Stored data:
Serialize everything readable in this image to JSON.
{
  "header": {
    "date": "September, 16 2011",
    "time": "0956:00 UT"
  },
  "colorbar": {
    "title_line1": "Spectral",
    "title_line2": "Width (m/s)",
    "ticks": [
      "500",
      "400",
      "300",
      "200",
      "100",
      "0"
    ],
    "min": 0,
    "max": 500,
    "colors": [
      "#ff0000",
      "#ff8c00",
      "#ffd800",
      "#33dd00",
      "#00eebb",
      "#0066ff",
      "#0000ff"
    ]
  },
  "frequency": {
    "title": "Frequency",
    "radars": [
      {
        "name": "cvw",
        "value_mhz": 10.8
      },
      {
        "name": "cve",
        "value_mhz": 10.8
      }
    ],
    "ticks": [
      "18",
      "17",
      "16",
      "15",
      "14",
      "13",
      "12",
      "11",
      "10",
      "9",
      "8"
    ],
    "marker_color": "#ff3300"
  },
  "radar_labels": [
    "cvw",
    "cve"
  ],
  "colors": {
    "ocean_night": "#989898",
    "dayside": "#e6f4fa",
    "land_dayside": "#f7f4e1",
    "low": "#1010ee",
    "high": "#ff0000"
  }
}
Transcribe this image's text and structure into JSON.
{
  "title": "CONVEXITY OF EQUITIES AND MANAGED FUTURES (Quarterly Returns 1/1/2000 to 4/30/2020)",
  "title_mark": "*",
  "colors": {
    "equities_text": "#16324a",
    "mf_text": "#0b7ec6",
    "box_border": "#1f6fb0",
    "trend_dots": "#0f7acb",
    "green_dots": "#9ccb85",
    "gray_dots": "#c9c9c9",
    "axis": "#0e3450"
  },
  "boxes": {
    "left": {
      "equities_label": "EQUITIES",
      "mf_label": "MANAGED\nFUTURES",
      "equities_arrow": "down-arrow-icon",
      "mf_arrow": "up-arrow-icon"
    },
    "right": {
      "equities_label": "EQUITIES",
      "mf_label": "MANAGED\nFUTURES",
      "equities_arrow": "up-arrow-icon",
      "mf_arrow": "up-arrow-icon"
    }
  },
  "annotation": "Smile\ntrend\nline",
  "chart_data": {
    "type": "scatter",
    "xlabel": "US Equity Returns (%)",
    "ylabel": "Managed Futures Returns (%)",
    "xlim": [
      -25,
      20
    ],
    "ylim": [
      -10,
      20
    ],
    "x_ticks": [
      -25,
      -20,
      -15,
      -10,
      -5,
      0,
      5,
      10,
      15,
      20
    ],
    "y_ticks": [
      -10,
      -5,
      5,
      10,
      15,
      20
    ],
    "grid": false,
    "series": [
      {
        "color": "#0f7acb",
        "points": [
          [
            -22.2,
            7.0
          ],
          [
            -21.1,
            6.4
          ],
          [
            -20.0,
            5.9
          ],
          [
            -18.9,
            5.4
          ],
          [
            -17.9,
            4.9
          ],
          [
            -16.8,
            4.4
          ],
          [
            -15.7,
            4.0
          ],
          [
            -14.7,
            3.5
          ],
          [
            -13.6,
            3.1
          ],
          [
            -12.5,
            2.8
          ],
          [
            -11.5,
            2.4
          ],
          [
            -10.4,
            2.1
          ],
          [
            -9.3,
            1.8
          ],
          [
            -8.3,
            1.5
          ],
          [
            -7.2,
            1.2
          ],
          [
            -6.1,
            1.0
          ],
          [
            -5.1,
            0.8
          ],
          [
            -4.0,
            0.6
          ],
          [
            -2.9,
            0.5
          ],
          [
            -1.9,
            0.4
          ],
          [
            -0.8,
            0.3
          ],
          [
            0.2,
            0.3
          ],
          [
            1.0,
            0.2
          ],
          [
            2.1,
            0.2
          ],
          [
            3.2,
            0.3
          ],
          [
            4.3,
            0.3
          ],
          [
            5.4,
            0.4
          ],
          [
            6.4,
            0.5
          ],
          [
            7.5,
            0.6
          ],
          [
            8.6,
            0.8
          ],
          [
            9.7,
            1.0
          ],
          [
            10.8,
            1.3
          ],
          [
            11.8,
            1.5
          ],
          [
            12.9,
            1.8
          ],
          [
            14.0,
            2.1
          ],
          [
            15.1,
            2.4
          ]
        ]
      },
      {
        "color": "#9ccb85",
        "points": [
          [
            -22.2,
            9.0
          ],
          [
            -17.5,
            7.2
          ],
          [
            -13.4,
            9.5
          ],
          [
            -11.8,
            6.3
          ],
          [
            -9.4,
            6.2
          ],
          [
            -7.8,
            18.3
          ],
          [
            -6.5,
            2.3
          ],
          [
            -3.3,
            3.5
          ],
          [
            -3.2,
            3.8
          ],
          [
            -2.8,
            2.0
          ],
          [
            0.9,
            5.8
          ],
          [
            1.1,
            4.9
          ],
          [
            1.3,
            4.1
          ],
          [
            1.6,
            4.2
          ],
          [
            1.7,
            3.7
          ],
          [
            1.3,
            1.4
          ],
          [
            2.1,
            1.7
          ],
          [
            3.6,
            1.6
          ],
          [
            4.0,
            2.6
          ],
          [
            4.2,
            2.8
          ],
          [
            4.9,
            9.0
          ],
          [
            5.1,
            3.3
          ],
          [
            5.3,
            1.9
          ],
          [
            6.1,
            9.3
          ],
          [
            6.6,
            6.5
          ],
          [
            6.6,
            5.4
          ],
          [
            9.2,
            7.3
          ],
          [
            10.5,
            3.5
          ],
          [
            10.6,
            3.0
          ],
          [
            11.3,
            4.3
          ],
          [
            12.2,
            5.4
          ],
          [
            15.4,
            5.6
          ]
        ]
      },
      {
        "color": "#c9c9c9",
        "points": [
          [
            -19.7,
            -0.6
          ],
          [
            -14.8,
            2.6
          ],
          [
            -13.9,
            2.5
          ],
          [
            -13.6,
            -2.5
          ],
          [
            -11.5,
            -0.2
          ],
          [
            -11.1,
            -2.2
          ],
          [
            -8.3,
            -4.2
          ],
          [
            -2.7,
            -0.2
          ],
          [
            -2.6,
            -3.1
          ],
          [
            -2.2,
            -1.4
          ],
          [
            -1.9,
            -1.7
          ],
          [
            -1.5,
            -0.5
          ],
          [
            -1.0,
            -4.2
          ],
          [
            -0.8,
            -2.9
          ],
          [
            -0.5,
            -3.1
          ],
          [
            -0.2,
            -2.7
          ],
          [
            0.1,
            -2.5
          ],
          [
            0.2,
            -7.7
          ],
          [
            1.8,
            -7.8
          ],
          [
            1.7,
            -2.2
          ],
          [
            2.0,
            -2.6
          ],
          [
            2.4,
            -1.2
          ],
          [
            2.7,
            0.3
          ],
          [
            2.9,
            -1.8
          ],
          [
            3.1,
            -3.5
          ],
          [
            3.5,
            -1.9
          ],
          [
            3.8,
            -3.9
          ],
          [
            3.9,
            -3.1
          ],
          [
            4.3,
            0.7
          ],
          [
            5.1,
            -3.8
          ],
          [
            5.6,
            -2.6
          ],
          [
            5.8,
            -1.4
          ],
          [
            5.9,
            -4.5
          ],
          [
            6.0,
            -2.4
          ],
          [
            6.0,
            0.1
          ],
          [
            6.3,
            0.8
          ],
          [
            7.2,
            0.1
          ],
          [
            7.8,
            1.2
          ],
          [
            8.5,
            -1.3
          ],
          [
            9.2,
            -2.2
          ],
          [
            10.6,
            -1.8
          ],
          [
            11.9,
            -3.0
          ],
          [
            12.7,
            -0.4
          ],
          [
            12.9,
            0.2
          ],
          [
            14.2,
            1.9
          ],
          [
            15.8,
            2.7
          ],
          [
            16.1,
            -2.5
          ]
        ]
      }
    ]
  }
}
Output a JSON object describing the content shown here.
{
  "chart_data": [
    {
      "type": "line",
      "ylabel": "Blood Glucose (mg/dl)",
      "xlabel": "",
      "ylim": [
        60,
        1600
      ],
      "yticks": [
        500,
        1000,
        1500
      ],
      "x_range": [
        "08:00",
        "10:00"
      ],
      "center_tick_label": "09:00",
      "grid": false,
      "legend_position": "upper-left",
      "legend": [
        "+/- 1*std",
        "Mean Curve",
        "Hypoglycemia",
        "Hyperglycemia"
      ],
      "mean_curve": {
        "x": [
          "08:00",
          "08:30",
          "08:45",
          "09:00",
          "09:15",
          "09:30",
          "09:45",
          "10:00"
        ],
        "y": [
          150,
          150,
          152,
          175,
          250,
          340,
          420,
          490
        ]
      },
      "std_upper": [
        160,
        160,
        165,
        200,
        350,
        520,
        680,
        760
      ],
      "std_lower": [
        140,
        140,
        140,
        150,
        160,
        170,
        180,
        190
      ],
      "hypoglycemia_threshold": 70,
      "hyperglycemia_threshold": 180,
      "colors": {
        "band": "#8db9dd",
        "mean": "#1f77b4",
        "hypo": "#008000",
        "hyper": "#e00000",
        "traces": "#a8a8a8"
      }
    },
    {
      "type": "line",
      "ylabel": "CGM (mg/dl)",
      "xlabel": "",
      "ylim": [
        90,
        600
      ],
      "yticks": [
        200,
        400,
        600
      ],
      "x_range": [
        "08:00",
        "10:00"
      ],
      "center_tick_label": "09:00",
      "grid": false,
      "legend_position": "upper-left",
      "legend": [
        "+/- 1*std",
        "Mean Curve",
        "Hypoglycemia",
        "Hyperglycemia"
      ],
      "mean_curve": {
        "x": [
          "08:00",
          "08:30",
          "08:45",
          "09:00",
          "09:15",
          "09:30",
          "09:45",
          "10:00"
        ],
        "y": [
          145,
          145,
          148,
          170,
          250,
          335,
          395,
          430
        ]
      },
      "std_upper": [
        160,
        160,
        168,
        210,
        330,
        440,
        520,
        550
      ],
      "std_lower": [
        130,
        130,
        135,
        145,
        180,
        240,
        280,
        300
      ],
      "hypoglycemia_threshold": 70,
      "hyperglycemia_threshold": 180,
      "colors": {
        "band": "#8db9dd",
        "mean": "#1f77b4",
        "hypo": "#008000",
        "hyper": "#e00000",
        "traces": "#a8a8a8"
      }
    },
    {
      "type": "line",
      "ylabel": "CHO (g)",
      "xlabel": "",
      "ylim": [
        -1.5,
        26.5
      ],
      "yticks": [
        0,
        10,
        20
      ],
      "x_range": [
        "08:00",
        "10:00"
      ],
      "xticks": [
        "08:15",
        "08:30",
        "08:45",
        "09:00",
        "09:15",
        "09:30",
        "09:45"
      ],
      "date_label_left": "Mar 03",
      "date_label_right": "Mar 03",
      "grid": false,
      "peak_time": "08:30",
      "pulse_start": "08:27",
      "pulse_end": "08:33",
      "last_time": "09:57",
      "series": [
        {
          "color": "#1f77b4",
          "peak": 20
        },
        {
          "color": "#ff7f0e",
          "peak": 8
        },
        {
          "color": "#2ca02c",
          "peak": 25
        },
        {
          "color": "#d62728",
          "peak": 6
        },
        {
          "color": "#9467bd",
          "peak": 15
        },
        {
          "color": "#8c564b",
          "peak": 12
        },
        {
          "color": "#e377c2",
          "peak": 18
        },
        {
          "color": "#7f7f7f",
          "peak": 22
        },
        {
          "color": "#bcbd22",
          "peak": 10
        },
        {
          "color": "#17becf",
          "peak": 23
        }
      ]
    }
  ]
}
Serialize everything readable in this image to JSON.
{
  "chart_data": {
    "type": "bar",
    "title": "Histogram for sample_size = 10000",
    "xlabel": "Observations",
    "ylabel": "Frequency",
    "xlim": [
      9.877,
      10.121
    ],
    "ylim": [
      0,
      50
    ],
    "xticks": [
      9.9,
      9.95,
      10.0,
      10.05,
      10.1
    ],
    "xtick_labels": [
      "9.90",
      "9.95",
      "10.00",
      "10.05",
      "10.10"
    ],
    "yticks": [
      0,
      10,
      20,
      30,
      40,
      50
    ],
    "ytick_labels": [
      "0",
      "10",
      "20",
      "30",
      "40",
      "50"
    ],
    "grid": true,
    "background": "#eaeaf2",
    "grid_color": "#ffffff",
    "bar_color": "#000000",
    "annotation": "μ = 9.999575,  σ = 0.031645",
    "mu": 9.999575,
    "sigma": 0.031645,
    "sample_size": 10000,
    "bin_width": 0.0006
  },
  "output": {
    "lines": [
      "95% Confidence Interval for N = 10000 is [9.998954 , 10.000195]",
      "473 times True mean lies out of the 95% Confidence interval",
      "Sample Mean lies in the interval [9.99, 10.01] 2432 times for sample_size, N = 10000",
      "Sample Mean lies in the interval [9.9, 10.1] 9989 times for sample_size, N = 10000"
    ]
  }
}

Stated exercise :: Count the lines above that contain the word "Returns", and reply with only that number.

Solution to this task :: 3